## Work to do
Select from the data all lines with the word "object".

## Records
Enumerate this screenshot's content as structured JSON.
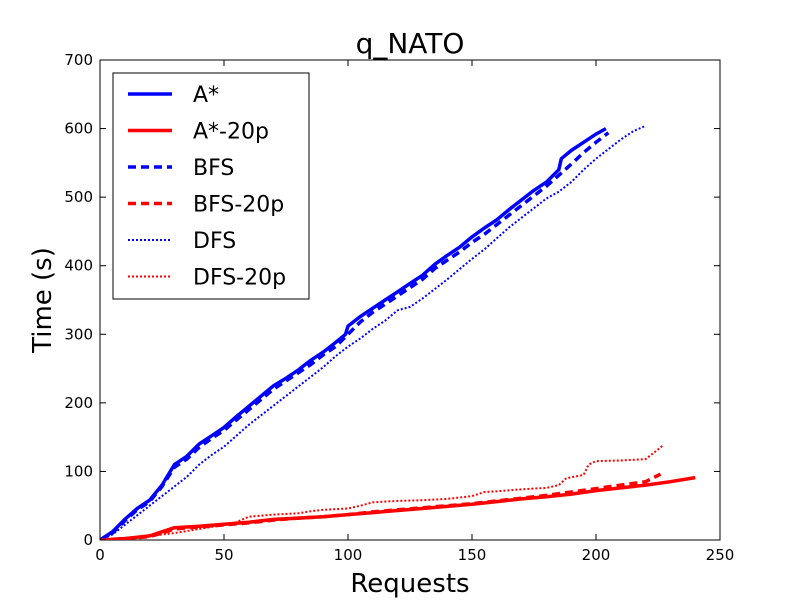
{
  "chart_data": {
    "type": "line",
    "title": "q_NATO",
    "xlabel": "Requests",
    "ylabel": "Time (s)",
    "xlim": [
      0,
      250
    ],
    "ylim": [
      0,
      700
    ],
    "xticks": [
      "0",
      "50",
      "100",
      "150",
      "200",
      "250"
    ],
    "yticks": [
      "0",
      "100",
      "200",
      "300",
      "400",
      "500",
      "600",
      "700"
    ],
    "grid": false,
    "legend_position": "top-left",
    "series": [
      {
        "name": "A*",
        "color": "#0000ff",
        "style": "solid",
        "points": [
          [
            0,
            0
          ],
          [
            5,
            12
          ],
          [
            10,
            30
          ],
          [
            15,
            46
          ],
          [
            20,
            58
          ],
          [
            25,
            80
          ],
          [
            30,
            110
          ],
          [
            35,
            122
          ],
          [
            40,
            140
          ],
          [
            45,
            152
          ],
          [
            50,
            164
          ],
          [
            55,
            180
          ],
          [
            60,
            195
          ],
          [
            65,
            210
          ],
          [
            70,
            225
          ],
          [
            75,
            236
          ],
          [
            80,
            248
          ],
          [
            85,
            262
          ],
          [
            90,
            274
          ],
          [
            95,
            288
          ],
          [
            99,
            300
          ],
          [
            100,
            312
          ],
          [
            105,
            326
          ],
          [
            110,
            338
          ],
          [
            115,
            350
          ],
          [
            120,
            362
          ],
          [
            125,
            374
          ],
          [
            130,
            386
          ],
          [
            135,
            402
          ],
          [
            140,
            415
          ],
          [
            145,
            427
          ],
          [
            150,
            442
          ],
          [
            155,
            455
          ],
          [
            160,
            467
          ],
          [
            165,
            482
          ],
          [
            170,
            496
          ],
          [
            175,
            510
          ],
          [
            180,
            522
          ],
          [
            185,
            540
          ],
          [
            186,
            556
          ],
          [
            190,
            568
          ],
          [
            195,
            580
          ],
          [
            200,
            592
          ],
          [
            204,
            600
          ]
        ]
      },
      {
        "name": "A*-20p",
        "color": "#ff0000",
        "style": "solid",
        "points": [
          [
            0,
            0
          ],
          [
            10,
            2
          ],
          [
            20,
            6
          ],
          [
            25,
            12
          ],
          [
            30,
            18
          ],
          [
            40,
            20
          ],
          [
            50,
            23
          ],
          [
            60,
            26
          ],
          [
            70,
            30
          ],
          [
            80,
            32
          ],
          [
            90,
            34
          ],
          [
            100,
            37
          ],
          [
            110,
            40
          ],
          [
            120,
            43
          ],
          [
            130,
            46
          ],
          [
            140,
            49
          ],
          [
            150,
            52
          ],
          [
            160,
            56
          ],
          [
            170,
            60
          ],
          [
            180,
            63
          ],
          [
            190,
            67
          ],
          [
            200,
            72
          ],
          [
            210,
            76
          ],
          [
            220,
            80
          ],
          [
            230,
            85
          ],
          [
            240,
            91
          ]
        ]
      },
      {
        "name": "BFS",
        "color": "#0000ff",
        "style": "dashed",
        "points": [
          [
            0,
            0
          ],
          [
            5,
            10
          ],
          [
            10,
            28
          ],
          [
            15,
            44
          ],
          [
            20,
            56
          ],
          [
            25,
            78
          ],
          [
            30,
            106
          ],
          [
            35,
            118
          ],
          [
            40,
            135
          ],
          [
            45,
            148
          ],
          [
            50,
            160
          ],
          [
            55,
            175
          ],
          [
            60,
            190
          ],
          [
            65,
            205
          ],
          [
            70,
            220
          ],
          [
            75,
            232
          ],
          [
            80,
            244
          ],
          [
            85,
            256
          ],
          [
            90,
            270
          ],
          [
            95,
            282
          ],
          [
            100,
            300
          ],
          [
            105,
            318
          ],
          [
            110,
            332
          ],
          [
            115,
            344
          ],
          [
            120,
            356
          ],
          [
            125,
            368
          ],
          [
            130,
            380
          ],
          [
            135,
            396
          ],
          [
            140,
            408
          ],
          [
            145,
            420
          ],
          [
            150,
            434
          ],
          [
            155,
            446
          ],
          [
            160,
            460
          ],
          [
            165,
            474
          ],
          [
            170,
            488
          ],
          [
            175,
            502
          ],
          [
            180,
            516
          ],
          [
            185,
            532
          ],
          [
            190,
            548
          ],
          [
            195,
            565
          ],
          [
            200,
            580
          ],
          [
            205,
            594
          ]
        ]
      },
      {
        "name": "BFS-20p",
        "color": "#ff0000",
        "style": "dashed",
        "points": [
          [
            0,
            0
          ],
          [
            10,
            2
          ],
          [
            20,
            5
          ],
          [
            25,
            10
          ],
          [
            30,
            16
          ],
          [
            40,
            19
          ],
          [
            50,
            22
          ],
          [
            60,
            25
          ],
          [
            70,
            29
          ],
          [
            80,
            32
          ],
          [
            90,
            34
          ],
          [
            100,
            37
          ],
          [
            110,
            41
          ],
          [
            120,
            44
          ],
          [
            130,
            47
          ],
          [
            140,
            50
          ],
          [
            150,
            53
          ],
          [
            160,
            57
          ],
          [
            170,
            61
          ],
          [
            180,
            65
          ],
          [
            190,
            70
          ],
          [
            200,
            75
          ],
          [
            210,
            80
          ],
          [
            220,
            85
          ],
          [
            226,
            96
          ]
        ]
      },
      {
        "name": "DFS",
        "color": "#0000ff",
        "style": "dotted",
        "points": [
          [
            0,
            0
          ],
          [
            5,
            8
          ],
          [
            10,
            22
          ],
          [
            15,
            36
          ],
          [
            20,
            50
          ],
          [
            25,
            64
          ],
          [
            30,
            78
          ],
          [
            35,
            92
          ],
          [
            40,
            110
          ],
          [
            45,
            124
          ],
          [
            50,
            136
          ],
          [
            55,
            152
          ],
          [
            60,
            168
          ],
          [
            65,
            182
          ],
          [
            70,
            196
          ],
          [
            75,
            210
          ],
          [
            80,
            224
          ],
          [
            85,
            238
          ],
          [
            90,
            252
          ],
          [
            95,
            268
          ],
          [
            100,
            282
          ],
          [
            105,
            294
          ],
          [
            110,
            308
          ],
          [
            115,
            320
          ],
          [
            120,
            335
          ],
          [
            125,
            340
          ],
          [
            130,
            352
          ],
          [
            135,
            366
          ],
          [
            140,
            380
          ],
          [
            145,
            395
          ],
          [
            150,
            410
          ],
          [
            155,
            424
          ],
          [
            160,
            440
          ],
          [
            165,
            456
          ],
          [
            170,
            470
          ],
          [
            175,
            484
          ],
          [
            180,
            498
          ],
          [
            185,
            508
          ],
          [
            190,
            522
          ],
          [
            195,
            540
          ],
          [
            200,
            556
          ],
          [
            205,
            570
          ],
          [
            210,
            584
          ],
          [
            215,
            596
          ],
          [
            220,
            604
          ]
        ]
      },
      {
        "name": "DFS-20p",
        "color": "#ff0000",
        "style": "dotted",
        "points": [
          [
            0,
            0
          ],
          [
            10,
            3
          ],
          [
            20,
            6
          ],
          [
            25,
            8
          ],
          [
            30,
            10
          ],
          [
            40,
            16
          ],
          [
            50,
            22
          ],
          [
            55,
            26
          ],
          [
            60,
            34
          ],
          [
            70,
            37
          ],
          [
            80,
            39
          ],
          [
            85,
            42
          ],
          [
            90,
            44
          ],
          [
            100,
            46
          ],
          [
            105,
            50
          ],
          [
            110,
            55
          ],
          [
            120,
            57
          ],
          [
            130,
            58
          ],
          [
            140,
            60
          ],
          [
            150,
            64
          ],
          [
            155,
            70
          ],
          [
            160,
            71
          ],
          [
            170,
            74
          ],
          [
            180,
            76
          ],
          [
            185,
            80
          ],
          [
            188,
            90
          ],
          [
            195,
            95
          ],
          [
            197,
            110
          ],
          [
            200,
            115
          ],
          [
            210,
            116
          ],
          [
            220,
            118
          ],
          [
            225,
            132
          ],
          [
            227,
            138
          ]
        ]
      }
    ]
  }
}
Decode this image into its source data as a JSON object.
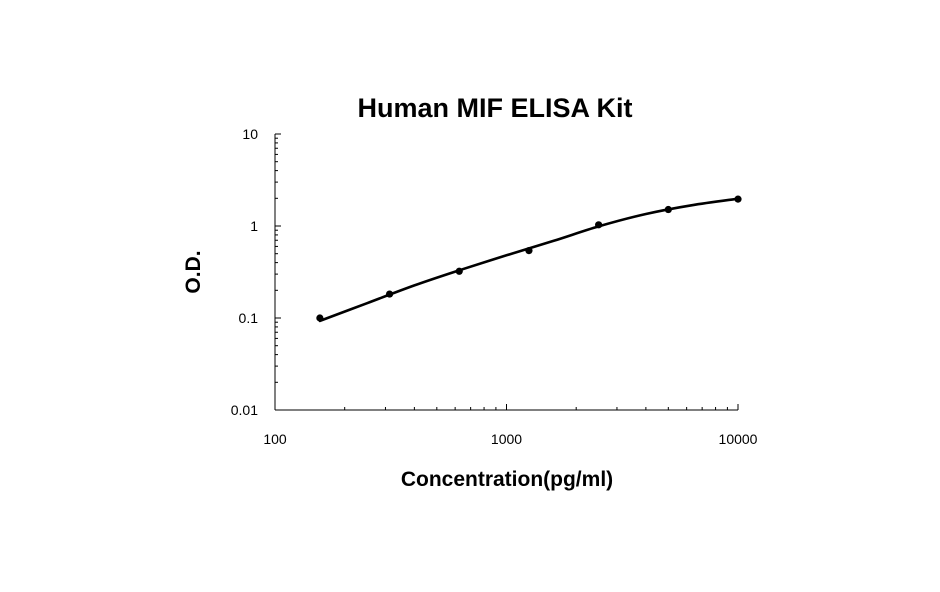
{
  "chart_data": {
    "type": "line",
    "title": "Human MIF ELISA Kit",
    "xlabel": "Concentration(pg/ml)",
    "ylabel": "O.D.",
    "x_scale": "log",
    "y_scale": "log",
    "xlim": [
      100,
      10000
    ],
    "ylim": [
      0.01,
      10
    ],
    "x_ticks": [
      "100",
      "1000",
      "10000"
    ],
    "y_ticks": [
      "10",
      "1",
      "0.1",
      "0.01"
    ],
    "grid": false,
    "legend": "none",
    "series": [
      {
        "points": [
          {
            "x": 156.25,
            "y": 0.1
          },
          {
            "x": 312.5,
            "y": 0.182
          },
          {
            "x": 625,
            "y": 0.322
          },
          {
            "x": 1250,
            "y": 0.54
          },
          {
            "x": 2500,
            "y": 1.03
          },
          {
            "x": 5000,
            "y": 1.51
          },
          {
            "x": 10000,
            "y": 1.96
          }
        ],
        "fit_curve": [
          {
            "x": 156.25,
            "y": 0.093
          },
          {
            "x": 250,
            "y": 0.145
          },
          {
            "x": 400,
            "y": 0.226
          },
          {
            "x": 625,
            "y": 0.33
          },
          {
            "x": 1000,
            "y": 0.48
          },
          {
            "x": 1600,
            "y": 0.69
          },
          {
            "x": 2500,
            "y": 0.99
          },
          {
            "x": 4000,
            "y": 1.35
          },
          {
            "x": 6300,
            "y": 1.68
          },
          {
            "x": 10000,
            "y": 1.98
          }
        ]
      }
    ],
    "colors": {
      "line": "#000000",
      "marker": "#000000",
      "axis": "#000000"
    }
  }
}
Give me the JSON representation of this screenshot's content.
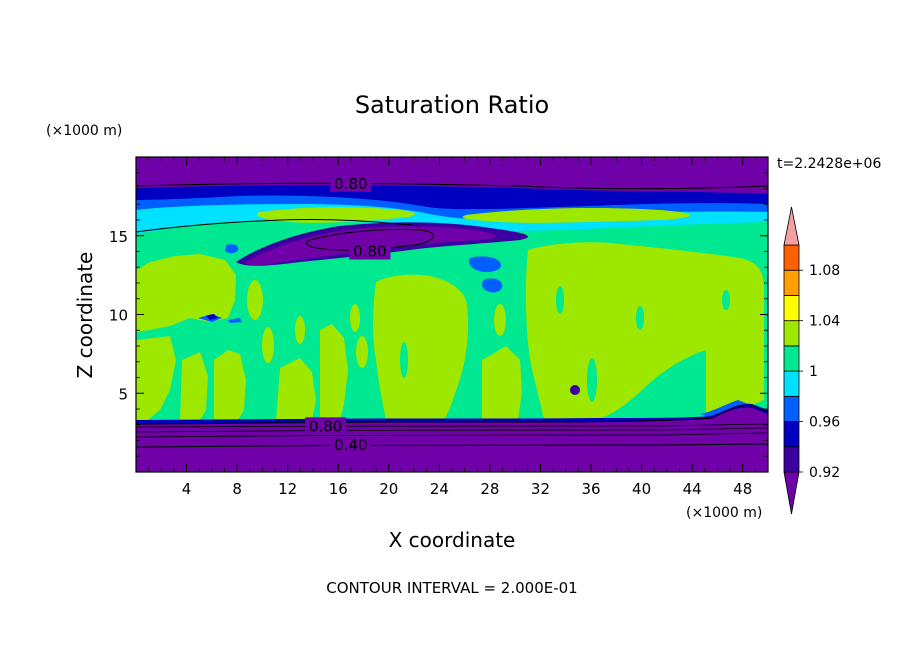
{
  "chart_data": {
    "type": "heatmap",
    "title": "Saturation Ratio",
    "xlabel": "X coordinate",
    "ylabel": "Z coordinate",
    "x_unit": "(×1000 m)",
    "y_unit": "(×1000 m)",
    "time_label": "t=2.2428e+06",
    "footer": "CONTOUR INTERVAL = 2.000E-01",
    "xlim": [
      0,
      50
    ],
    "ylim": [
      0,
      20
    ],
    "x_ticks": [
      4,
      8,
      12,
      16,
      20,
      24,
      28,
      32,
      36,
      40,
      44,
      48
    ],
    "y_ticks": [
      5,
      10,
      15
    ],
    "contour_labels": [
      {
        "text": "0.80",
        "x": 17,
        "y": 18.3
      },
      {
        "text": "0.80",
        "x": 18.5,
        "y": 14.0
      },
      {
        "text": "0.80",
        "x": 15,
        "y": 2.9
      },
      {
        "text": "0.40",
        "x": 17,
        "y": 1.7
      }
    ],
    "colorbar": {
      "levels": [
        0.92,
        0.94,
        0.96,
        0.98,
        1.0,
        1.02,
        1.04,
        1.06,
        1.08,
        1.1
      ],
      "labels": [
        "0.92",
        "0.96",
        "1",
        "1.04",
        "1.08"
      ],
      "colors": [
        "#7000a8",
        "#3c00a0",
        "#0000c0",
        "#0060ff",
        "#00e0ff",
        "#00e890",
        "#9ee800",
        "#ffff00",
        "#ffa000",
        "#ff6000",
        "#ff0000",
        "#f4a0a0"
      ]
    },
    "regions": {
      "stable_top": {
        "z": [
          18.0,
          20.0
        ],
        "value": "< 0.92"
      },
      "upper_dry_layer": {
        "x": [
          14,
          22
        ],
        "z": [
          13.5,
          15.5
        ],
        "value": "< 0.92"
      },
      "cloud_layer": {
        "z": [
          3.5,
          13.0
        ],
        "value": "0.98 - 1.02"
      },
      "stable_bottom": {
        "z": [
          0,
          3.5
        ],
        "value": "< 0.92"
      }
    }
  }
}
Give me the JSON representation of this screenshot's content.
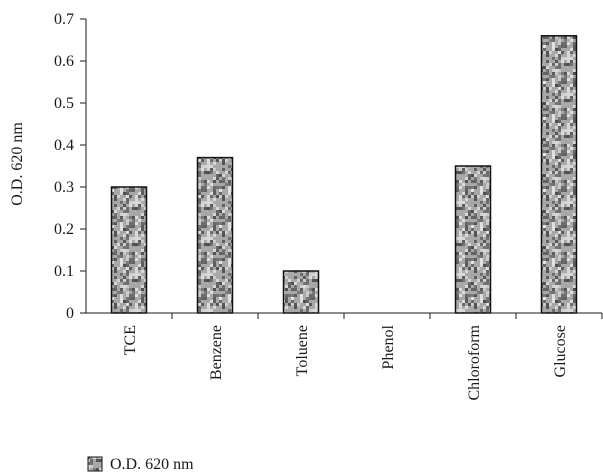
{
  "chart_data": {
    "type": "bar",
    "categories": [
      "TCE",
      "Benzene",
      "Toluene",
      "Phenol",
      "Chloroform",
      "Glucose"
    ],
    "series": [
      {
        "name": "O.D. 620 nm",
        "values": [
          0.3,
          0.37,
          0.1,
          0.0,
          0.35,
          0.66
        ]
      }
    ],
    "title": "",
    "xlabel": "",
    "ylabel": "O.D. 620 nm",
    "ylim": [
      0,
      0.7
    ],
    "yticks": [
      "0",
      "0.1",
      "0.2",
      "0.3",
      "0.4",
      "0.5",
      "0.6",
      "0.7"
    ],
    "grid": false,
    "legend": "bottom-left",
    "colors": {
      "bar_base": "#a8a8a8",
      "bar_dark": "#505050",
      "bar_light": "#e4e4e4",
      "axis": "#1a1a1a"
    }
  }
}
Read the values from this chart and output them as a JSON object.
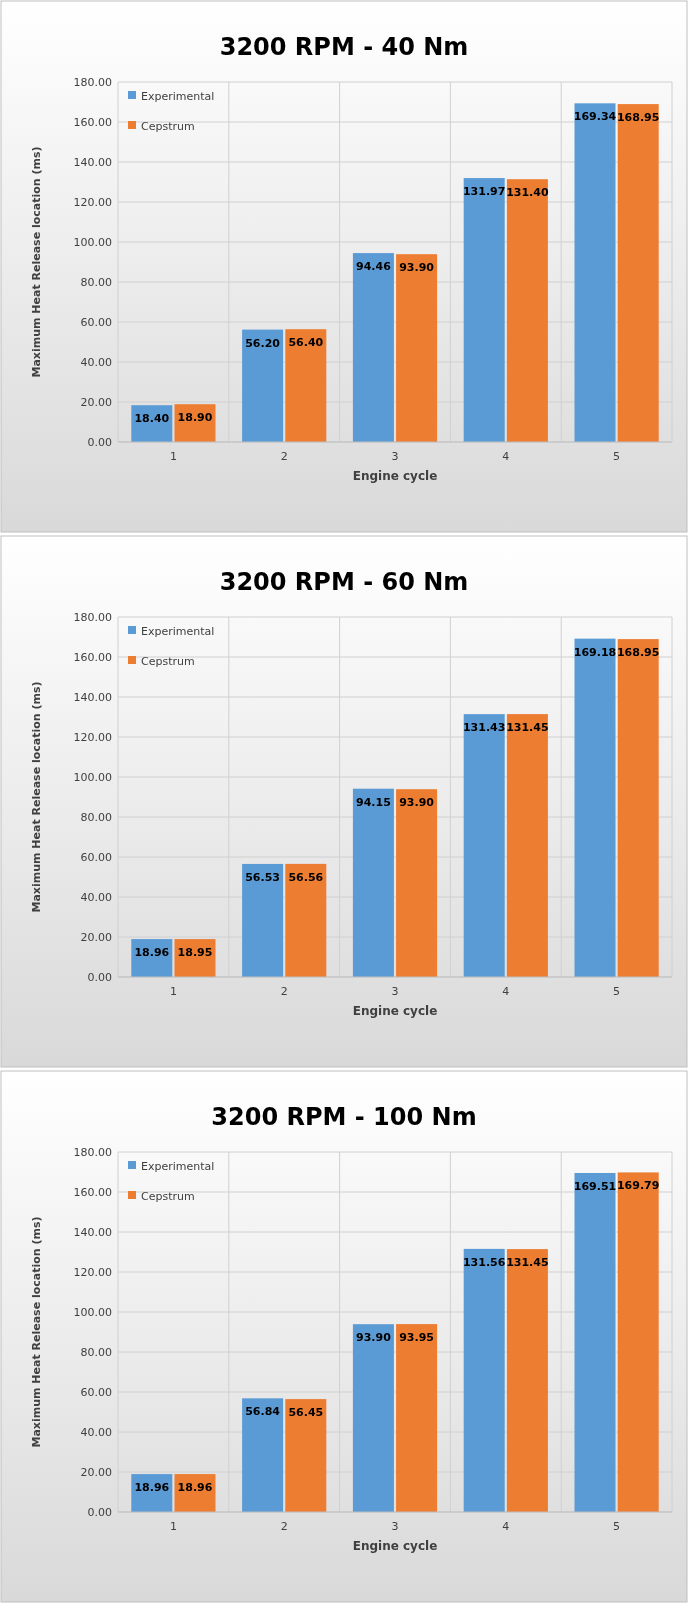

## Task answer
Decode this image into its source data as a JSON object.
Read the values from this chart and output them as a JSON object.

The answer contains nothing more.